> _THE EXERCISE_
Find every line with "Output" in it, then report how many there are and nothing more.
-- BEGIN --
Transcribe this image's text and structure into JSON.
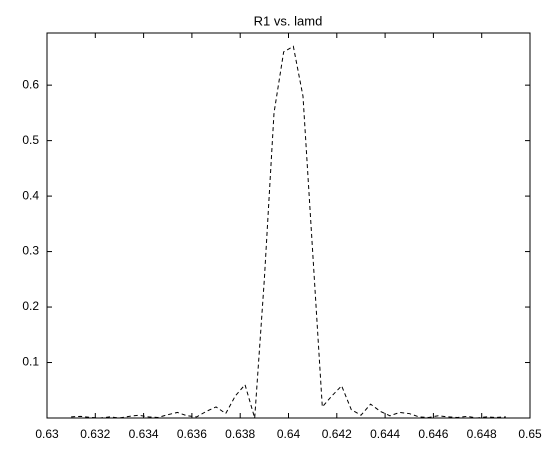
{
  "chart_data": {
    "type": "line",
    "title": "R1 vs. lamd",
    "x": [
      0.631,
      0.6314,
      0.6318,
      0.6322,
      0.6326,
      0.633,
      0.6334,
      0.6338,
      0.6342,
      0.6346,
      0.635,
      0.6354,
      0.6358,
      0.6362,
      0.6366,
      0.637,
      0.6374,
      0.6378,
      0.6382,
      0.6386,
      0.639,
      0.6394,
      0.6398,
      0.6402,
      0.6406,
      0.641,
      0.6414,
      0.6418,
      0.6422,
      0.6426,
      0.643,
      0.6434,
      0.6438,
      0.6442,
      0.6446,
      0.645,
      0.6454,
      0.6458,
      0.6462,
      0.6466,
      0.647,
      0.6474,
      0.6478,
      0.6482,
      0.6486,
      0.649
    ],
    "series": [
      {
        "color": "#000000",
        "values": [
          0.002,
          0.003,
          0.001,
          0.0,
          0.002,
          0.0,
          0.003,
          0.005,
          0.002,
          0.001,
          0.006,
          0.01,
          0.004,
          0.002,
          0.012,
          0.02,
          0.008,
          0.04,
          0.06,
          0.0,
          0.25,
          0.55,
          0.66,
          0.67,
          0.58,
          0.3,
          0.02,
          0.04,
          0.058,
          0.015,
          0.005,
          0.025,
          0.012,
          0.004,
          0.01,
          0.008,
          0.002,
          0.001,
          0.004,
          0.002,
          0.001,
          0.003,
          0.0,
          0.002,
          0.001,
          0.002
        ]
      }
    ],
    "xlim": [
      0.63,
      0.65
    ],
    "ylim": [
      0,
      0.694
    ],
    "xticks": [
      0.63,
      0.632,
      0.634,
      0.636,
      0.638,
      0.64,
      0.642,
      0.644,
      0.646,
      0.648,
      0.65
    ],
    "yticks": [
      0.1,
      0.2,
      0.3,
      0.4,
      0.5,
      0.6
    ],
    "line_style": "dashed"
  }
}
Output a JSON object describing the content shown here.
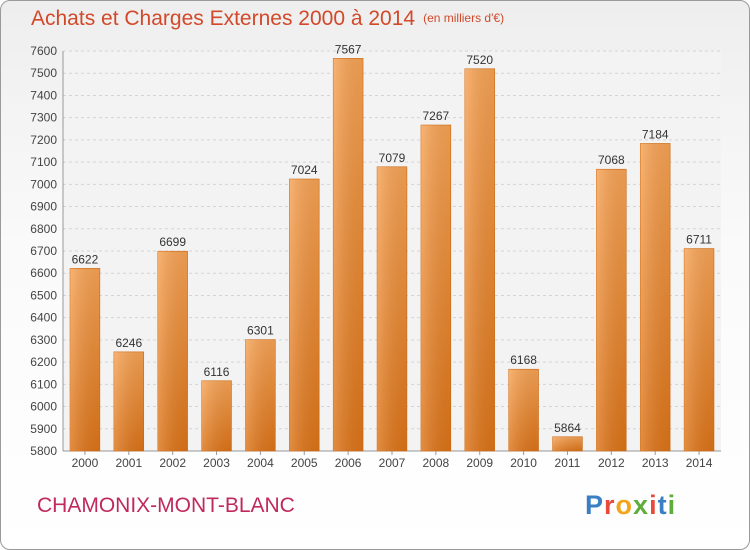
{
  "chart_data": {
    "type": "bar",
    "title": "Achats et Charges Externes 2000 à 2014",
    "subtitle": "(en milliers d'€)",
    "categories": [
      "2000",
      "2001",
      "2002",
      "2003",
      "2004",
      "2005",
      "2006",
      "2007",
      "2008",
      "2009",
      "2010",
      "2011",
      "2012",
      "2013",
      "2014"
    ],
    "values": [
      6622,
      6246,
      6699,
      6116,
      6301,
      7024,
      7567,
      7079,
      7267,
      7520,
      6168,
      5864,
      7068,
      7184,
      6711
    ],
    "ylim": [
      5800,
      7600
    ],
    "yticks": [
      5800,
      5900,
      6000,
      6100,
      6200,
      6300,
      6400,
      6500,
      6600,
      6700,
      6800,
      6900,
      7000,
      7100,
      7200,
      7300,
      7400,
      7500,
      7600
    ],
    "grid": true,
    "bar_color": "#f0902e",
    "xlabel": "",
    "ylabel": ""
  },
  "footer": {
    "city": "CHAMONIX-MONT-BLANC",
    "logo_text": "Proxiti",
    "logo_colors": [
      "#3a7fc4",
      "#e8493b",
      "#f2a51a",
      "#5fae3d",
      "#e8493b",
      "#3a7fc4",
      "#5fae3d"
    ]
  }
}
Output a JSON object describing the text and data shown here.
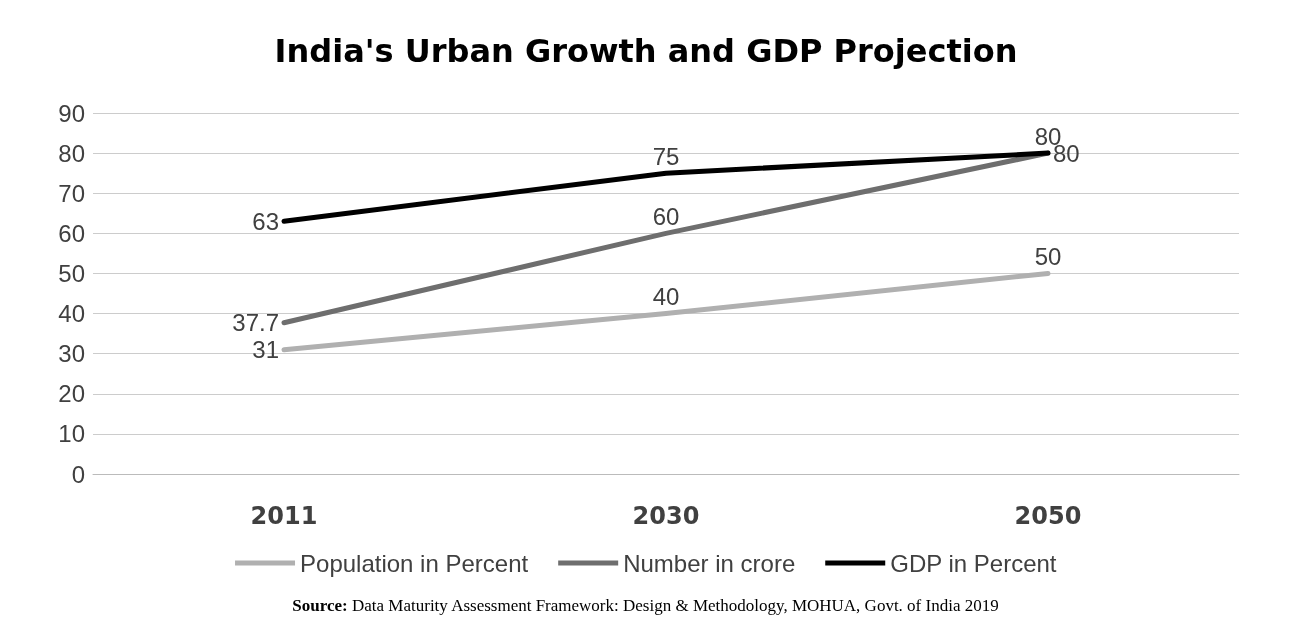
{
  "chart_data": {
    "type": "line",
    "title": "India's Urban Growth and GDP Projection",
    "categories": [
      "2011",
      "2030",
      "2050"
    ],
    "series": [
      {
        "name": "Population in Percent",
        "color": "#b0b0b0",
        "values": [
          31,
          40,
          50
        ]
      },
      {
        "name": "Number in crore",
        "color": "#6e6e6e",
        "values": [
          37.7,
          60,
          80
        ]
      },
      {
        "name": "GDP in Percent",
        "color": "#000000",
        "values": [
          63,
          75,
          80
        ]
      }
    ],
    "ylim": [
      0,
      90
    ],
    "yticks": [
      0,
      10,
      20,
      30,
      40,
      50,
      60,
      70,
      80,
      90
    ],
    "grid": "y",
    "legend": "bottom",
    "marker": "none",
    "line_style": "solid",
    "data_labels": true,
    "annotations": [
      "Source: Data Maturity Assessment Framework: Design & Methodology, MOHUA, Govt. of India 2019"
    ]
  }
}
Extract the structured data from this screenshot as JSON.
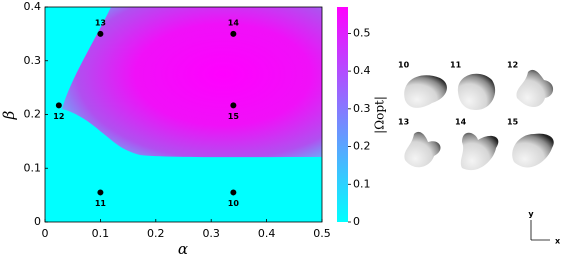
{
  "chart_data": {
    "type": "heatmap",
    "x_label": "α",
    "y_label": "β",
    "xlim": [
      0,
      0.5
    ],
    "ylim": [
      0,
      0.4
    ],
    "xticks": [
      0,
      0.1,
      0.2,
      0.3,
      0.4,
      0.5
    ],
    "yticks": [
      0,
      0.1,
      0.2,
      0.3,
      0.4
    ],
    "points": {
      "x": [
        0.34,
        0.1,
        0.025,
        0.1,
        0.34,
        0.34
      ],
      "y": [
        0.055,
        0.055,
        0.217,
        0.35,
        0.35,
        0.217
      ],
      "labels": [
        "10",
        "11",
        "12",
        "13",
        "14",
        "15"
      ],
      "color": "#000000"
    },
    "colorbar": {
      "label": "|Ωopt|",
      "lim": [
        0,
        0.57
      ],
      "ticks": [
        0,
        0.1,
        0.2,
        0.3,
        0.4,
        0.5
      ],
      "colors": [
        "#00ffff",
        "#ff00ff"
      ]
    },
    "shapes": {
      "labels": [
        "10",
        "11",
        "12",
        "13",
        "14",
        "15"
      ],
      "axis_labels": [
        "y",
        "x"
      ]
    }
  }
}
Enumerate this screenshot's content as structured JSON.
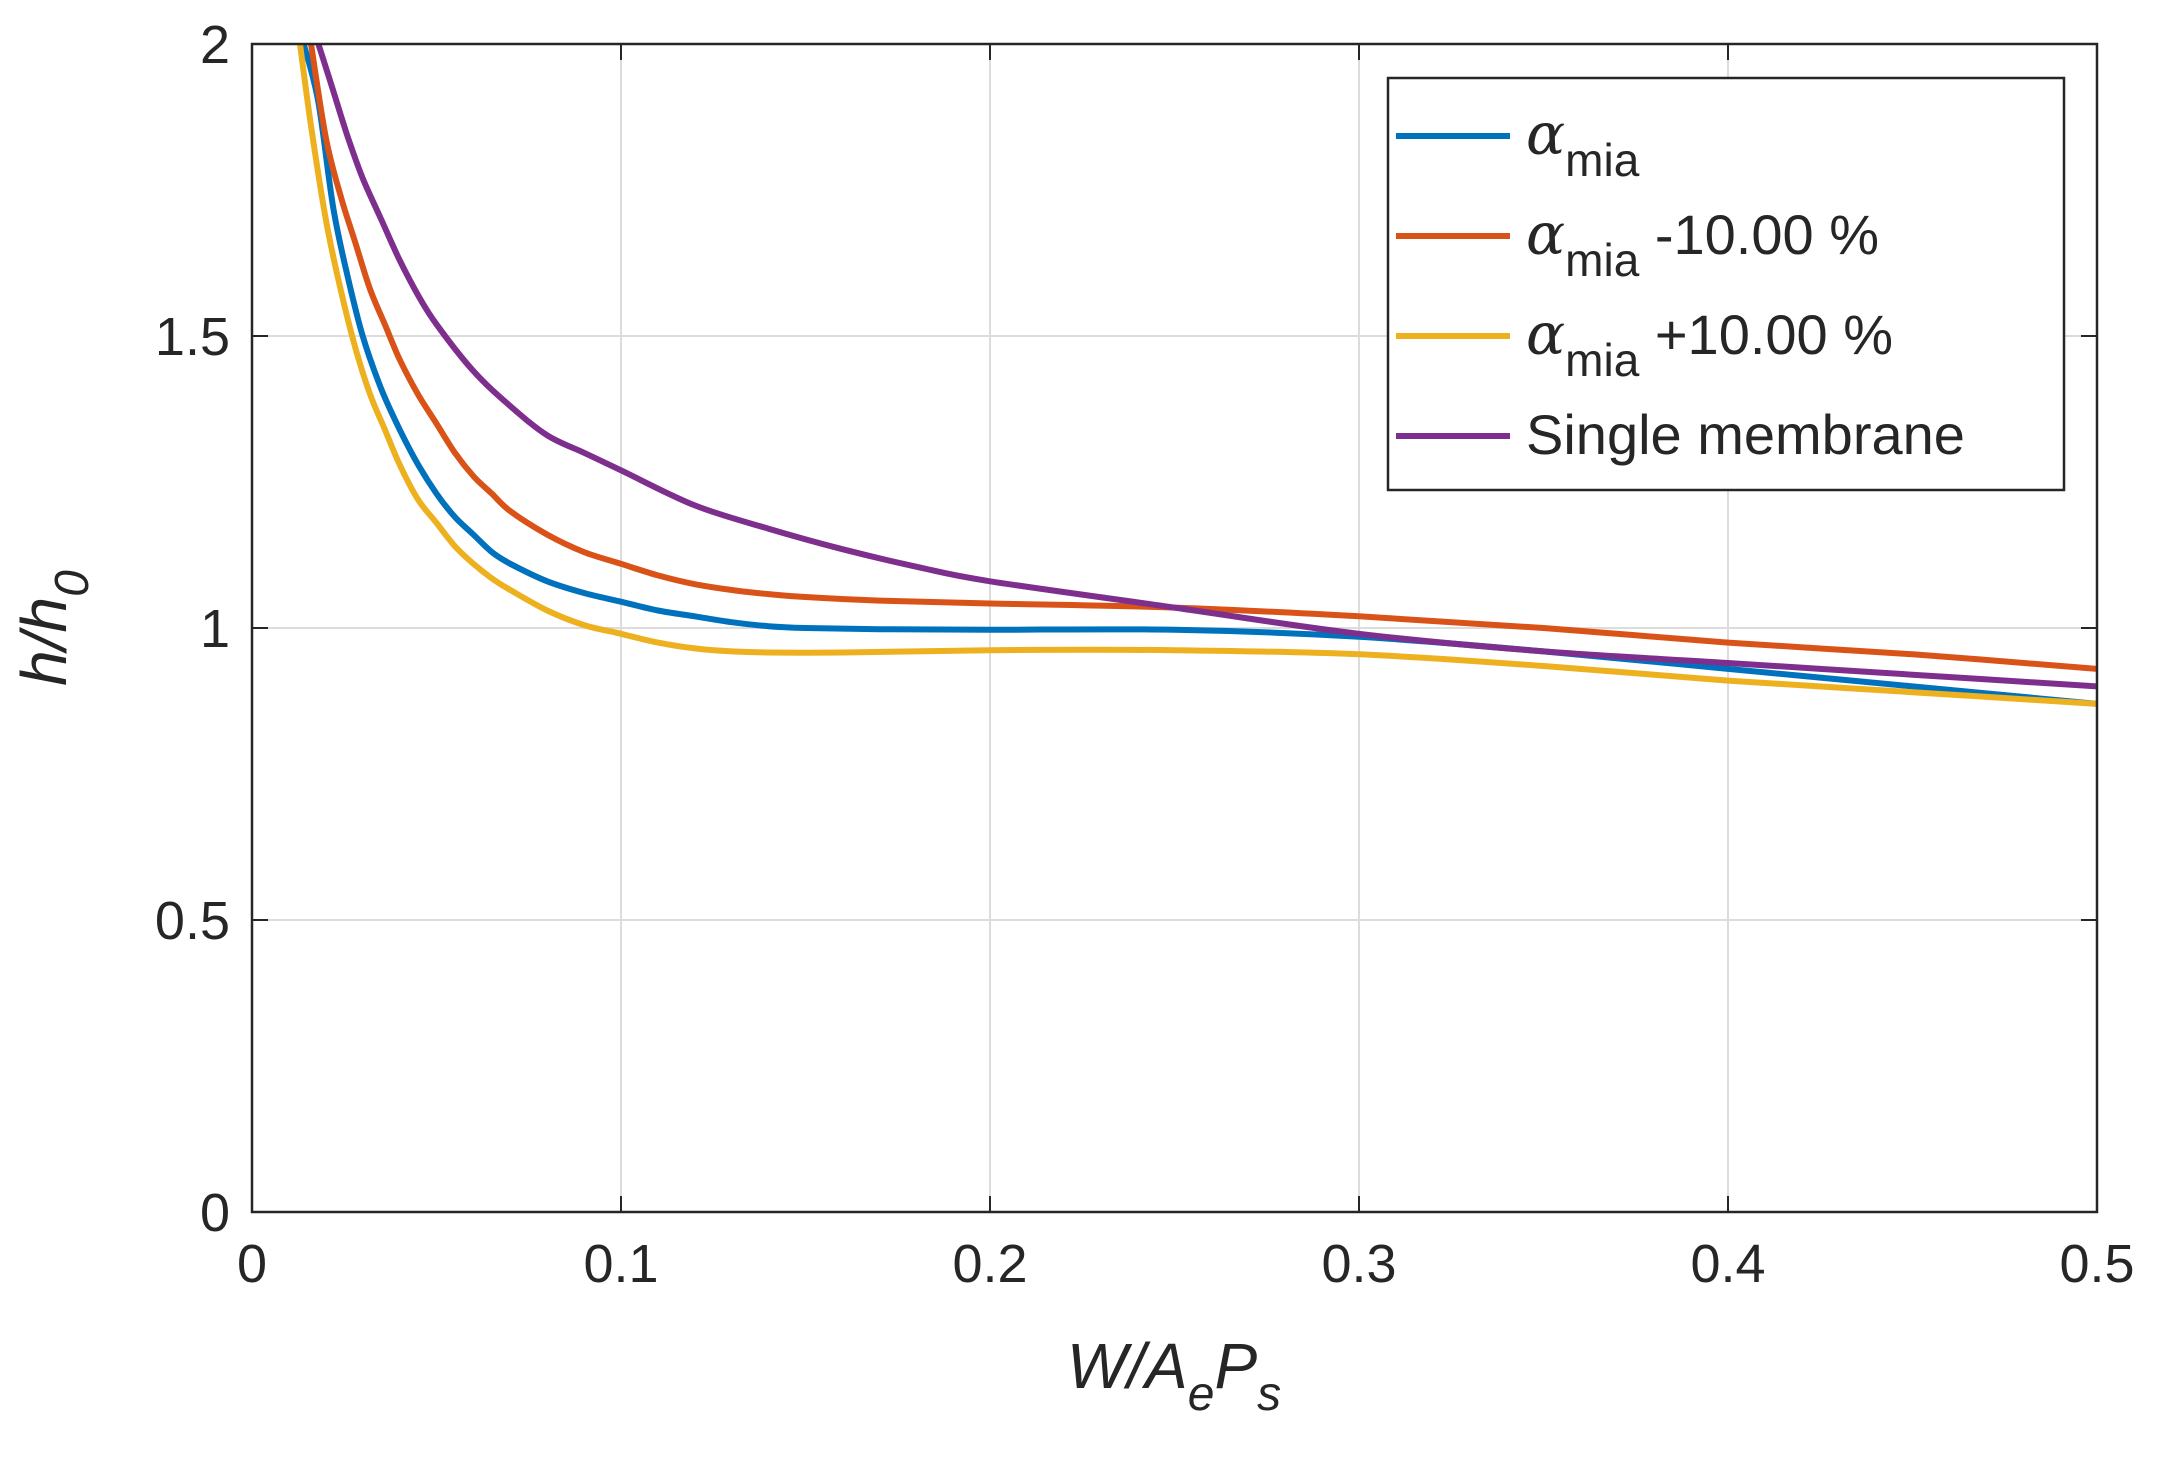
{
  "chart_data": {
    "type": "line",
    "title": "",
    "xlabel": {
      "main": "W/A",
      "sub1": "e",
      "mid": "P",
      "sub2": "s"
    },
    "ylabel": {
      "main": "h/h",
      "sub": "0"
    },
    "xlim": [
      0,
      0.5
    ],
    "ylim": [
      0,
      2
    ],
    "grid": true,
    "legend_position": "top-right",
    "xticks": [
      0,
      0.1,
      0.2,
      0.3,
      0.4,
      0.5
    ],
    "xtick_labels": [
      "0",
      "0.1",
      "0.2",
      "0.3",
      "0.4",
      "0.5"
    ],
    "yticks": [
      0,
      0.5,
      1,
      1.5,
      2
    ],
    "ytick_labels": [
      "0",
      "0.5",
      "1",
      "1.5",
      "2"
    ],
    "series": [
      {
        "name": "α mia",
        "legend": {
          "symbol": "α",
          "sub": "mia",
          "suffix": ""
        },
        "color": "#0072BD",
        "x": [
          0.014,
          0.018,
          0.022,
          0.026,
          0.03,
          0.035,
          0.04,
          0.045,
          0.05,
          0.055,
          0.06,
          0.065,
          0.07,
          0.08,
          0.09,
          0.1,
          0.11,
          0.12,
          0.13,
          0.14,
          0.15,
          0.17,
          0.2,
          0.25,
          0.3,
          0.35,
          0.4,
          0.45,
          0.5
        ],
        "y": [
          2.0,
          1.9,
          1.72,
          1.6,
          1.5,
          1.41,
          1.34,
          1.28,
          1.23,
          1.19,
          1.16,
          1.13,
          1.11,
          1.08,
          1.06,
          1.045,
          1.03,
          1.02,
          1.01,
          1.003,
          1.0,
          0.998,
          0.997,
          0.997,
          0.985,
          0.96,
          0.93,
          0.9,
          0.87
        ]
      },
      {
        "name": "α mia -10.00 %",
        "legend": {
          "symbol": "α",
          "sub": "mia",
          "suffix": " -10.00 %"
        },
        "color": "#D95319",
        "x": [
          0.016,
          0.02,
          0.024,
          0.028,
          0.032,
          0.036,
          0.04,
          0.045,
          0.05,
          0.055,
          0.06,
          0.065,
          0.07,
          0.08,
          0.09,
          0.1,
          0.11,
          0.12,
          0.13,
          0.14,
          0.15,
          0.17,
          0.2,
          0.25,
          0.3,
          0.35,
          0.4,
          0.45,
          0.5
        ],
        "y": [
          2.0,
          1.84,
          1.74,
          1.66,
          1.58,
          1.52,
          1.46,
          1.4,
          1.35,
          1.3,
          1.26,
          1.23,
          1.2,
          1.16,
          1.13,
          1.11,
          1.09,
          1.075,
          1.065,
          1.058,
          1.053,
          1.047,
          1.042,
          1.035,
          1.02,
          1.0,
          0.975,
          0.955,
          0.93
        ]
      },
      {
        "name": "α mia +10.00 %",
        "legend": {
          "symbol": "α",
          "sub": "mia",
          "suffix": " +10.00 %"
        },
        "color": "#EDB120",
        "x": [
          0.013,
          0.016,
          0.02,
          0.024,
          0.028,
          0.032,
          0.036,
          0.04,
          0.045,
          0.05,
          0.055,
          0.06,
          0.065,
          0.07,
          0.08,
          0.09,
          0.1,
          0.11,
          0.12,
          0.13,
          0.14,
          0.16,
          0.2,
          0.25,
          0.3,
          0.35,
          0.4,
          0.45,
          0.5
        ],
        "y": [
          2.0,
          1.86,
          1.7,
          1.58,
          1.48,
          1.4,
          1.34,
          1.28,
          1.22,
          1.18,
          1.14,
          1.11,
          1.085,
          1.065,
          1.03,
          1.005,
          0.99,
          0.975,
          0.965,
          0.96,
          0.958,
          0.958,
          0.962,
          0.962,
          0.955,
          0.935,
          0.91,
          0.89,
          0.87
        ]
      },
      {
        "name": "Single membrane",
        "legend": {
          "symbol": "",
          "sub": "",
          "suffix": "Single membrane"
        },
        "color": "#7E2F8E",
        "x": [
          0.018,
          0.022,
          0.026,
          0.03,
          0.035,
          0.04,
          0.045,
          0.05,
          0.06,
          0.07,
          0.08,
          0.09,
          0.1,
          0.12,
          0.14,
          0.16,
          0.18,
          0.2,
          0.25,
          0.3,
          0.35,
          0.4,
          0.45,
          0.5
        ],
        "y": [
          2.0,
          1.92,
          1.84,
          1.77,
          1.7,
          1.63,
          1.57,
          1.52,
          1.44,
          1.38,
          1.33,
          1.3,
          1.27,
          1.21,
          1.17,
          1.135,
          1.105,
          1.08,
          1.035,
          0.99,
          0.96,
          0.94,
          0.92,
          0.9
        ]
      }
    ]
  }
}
-- END --
> _CORRECT RESPONSE_
2